*Instruction:* Please repeat all of the listing exactly.

Rows from a figure dataset:
* START *
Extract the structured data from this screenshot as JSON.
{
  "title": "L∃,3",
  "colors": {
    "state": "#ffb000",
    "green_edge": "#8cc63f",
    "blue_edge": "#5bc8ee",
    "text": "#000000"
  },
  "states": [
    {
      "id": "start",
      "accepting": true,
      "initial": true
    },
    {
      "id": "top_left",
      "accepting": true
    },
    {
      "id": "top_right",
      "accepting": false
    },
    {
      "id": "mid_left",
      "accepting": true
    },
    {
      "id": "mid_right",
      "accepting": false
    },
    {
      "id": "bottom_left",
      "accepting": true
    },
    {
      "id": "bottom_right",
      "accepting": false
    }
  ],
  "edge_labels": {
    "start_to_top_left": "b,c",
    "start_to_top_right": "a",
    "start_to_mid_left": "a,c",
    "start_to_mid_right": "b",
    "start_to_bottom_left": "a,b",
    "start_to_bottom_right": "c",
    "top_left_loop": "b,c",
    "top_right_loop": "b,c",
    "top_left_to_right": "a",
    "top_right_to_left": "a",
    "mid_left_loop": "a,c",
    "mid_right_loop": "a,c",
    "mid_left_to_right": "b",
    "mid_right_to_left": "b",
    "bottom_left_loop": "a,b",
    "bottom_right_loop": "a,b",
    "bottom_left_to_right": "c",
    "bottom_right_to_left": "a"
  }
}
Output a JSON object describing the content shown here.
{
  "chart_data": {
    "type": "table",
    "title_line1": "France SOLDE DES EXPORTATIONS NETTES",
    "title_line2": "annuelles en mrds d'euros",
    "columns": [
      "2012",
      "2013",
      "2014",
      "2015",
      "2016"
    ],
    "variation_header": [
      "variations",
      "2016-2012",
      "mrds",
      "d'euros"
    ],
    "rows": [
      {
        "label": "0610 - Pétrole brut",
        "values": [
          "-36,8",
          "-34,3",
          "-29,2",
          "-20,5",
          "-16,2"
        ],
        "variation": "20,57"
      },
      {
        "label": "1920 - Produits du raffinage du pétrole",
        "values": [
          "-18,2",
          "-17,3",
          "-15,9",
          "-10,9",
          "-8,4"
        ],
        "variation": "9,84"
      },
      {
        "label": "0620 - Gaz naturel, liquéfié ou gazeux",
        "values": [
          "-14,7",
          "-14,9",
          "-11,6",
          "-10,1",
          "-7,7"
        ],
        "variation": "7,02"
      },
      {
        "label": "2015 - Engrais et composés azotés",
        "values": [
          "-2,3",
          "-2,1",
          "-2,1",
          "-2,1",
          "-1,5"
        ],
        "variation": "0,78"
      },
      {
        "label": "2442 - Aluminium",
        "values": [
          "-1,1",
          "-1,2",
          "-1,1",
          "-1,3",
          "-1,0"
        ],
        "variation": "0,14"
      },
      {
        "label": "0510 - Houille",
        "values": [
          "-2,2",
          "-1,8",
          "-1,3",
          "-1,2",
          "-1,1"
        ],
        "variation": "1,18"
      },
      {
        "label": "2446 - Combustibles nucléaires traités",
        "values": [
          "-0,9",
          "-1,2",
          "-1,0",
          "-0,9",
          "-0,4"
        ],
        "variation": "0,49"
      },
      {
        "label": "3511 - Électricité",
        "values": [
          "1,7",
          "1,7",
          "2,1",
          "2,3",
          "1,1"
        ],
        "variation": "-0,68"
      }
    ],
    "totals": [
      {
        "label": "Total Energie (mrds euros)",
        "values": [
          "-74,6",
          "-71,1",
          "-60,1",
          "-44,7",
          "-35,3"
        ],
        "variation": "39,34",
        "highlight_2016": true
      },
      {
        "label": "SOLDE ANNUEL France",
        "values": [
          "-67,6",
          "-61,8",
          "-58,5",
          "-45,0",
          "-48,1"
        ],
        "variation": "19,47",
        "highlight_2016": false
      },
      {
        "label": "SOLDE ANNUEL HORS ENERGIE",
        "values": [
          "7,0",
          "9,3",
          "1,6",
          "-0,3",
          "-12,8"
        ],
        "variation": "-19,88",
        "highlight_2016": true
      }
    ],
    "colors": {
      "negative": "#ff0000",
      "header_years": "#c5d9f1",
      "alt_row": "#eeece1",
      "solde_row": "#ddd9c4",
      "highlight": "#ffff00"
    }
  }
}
* END *
*The answer:*
Extract the structured data from this screenshot as JSON.
{
  "title": "L∃,3",
  "colors": {
    "state": "#ffb000",
    "green_edge": "#8cc63f",
    "blue_edge": "#5bc8ee",
    "text": "#000000"
  },
  "states": [
    {
      "id": "start",
      "accepting": true,
      "initial": true
    },
    {
      "id": "top_left",
      "accepting": true
    },
    {
      "id": "top_right",
      "accepting": false
    },
    {
      "id": "mid_left",
      "accepting": true
    },
    {
      "id": "mid_right",
      "accepting": false
    },
    {
      "id": "bottom_left",
      "accepting": true
    },
    {
      "id": "bottom_right",
      "accepting": false
    }
  ],
  "edge_labels": {
    "start_to_top_left": "b,c",
    "start_to_top_right": "a",
    "start_to_mid_left": "a,c",
    "start_to_mid_right": "b",
    "start_to_bottom_left": "a,b",
    "start_to_bottom_right": "c",
    "top_left_loop": "b,c",
    "top_right_loop": "b,c",
    "top_left_to_right": "a",
    "top_right_to_left": "a",
    "mid_left_loop": "a,c",
    "mid_right_loop": "a,c",
    "mid_left_to_right": "b",
    "mid_right_to_left": "b",
    "bottom_left_loop": "a,b",
    "bottom_right_loop": "a,b",
    "bottom_left_to_right": "c",
    "bottom_right_to_left": "a"
  }
}
Output a JSON object describing the content shown here.
{
  "chart_data": {
    "type": "table",
    "title_line1": "France SOLDE DES EXPORTATIONS NETTES",
    "title_line2": "annuelles en mrds d'euros",
    "columns": [
      "2012",
      "2013",
      "2014",
      "2015",
      "2016"
    ],
    "variation_header": [
      "variations",
      "2016-2012",
      "mrds",
      "d'euros"
    ],
    "rows": [
      {
        "label": "0610 - Pétrole brut",
        "values": [
          "-36,8",
          "-34,3",
          "-29,2",
          "-20,5",
          "-16,2"
        ],
        "variation": "20,57"
      },
      {
        "label": "1920 - Produits du raffinage du pétrole",
        "values": [
          "-18,2",
          "-17,3",
          "-15,9",
          "-10,9",
          "-8,4"
        ],
        "variation": "9,84"
      },
      {
        "label": "0620 - Gaz naturel, liquéfié ou gazeux",
        "values": [
          "-14,7",
          "-14,9",
          "-11,6",
          "-10,1",
          "-7,7"
        ],
        "variation": "7,02"
      },
      {
        "label": "2015 - Engrais et composés azotés",
        "values": [
          "-2,3",
          "-2,1",
          "-2,1",
          "-2,1",
          "-1,5"
        ],
        "variation": "0,78"
      },
      {
        "label": "2442 - Aluminium",
        "values": [
          "-1,1",
          "-1,2",
          "-1,1",
          "-1,3",
          "-1,0"
        ],
        "variation": "0,14"
      },
      {
        "label": "0510 - Houille",
        "values": [
          "-2,2",
          "-1,8",
          "-1,3",
          "-1,2",
          "-1,1"
        ],
        "variation": "1,18"
      },
      {
        "label": "2446 - Combustibles nucléaires traités",
        "values": [
          "-0,9",
          "-1,2",
          "-1,0",
          "-0,9",
          "-0,4"
        ],
        "variation": "0,49"
      },
      {
        "label": "3511 - Électricité",
        "values": [
          "1,7",
          "1,7",
          "2,1",
          "2,3",
          "1,1"
        ],
        "variation": "-0,68"
      }
    ],
    "totals": [
      {
        "label": "Total Energie (mrds euros)",
        "values": [
          "-74,6",
          "-71,1",
          "-60,1",
          "-44,7",
          "-35,3"
        ],
        "variation": "39,34",
        "highlight_2016": true
      },
      {
        "label": "SOLDE ANNUEL France",
        "values": [
          "-67,6",
          "-61,8",
          "-58,5",
          "-45,0",
          "-48,1"
        ],
        "variation": "19,47",
        "highlight_2016": false
      },
      {
        "label": "SOLDE ANNUEL HORS ENERGIE",
        "values": [
          "7,0",
          "9,3",
          "1,6",
          "-0,3",
          "-12,8"
        ],
        "variation": "-19,88",
        "highlight_2016": true
      }
    ],
    "colors": {
      "negative": "#ff0000",
      "header_years": "#c5d9f1",
      "alt_row": "#eeece1",
      "solde_row": "#ddd9c4",
      "highlight": "#ffff00"
    }
  }
}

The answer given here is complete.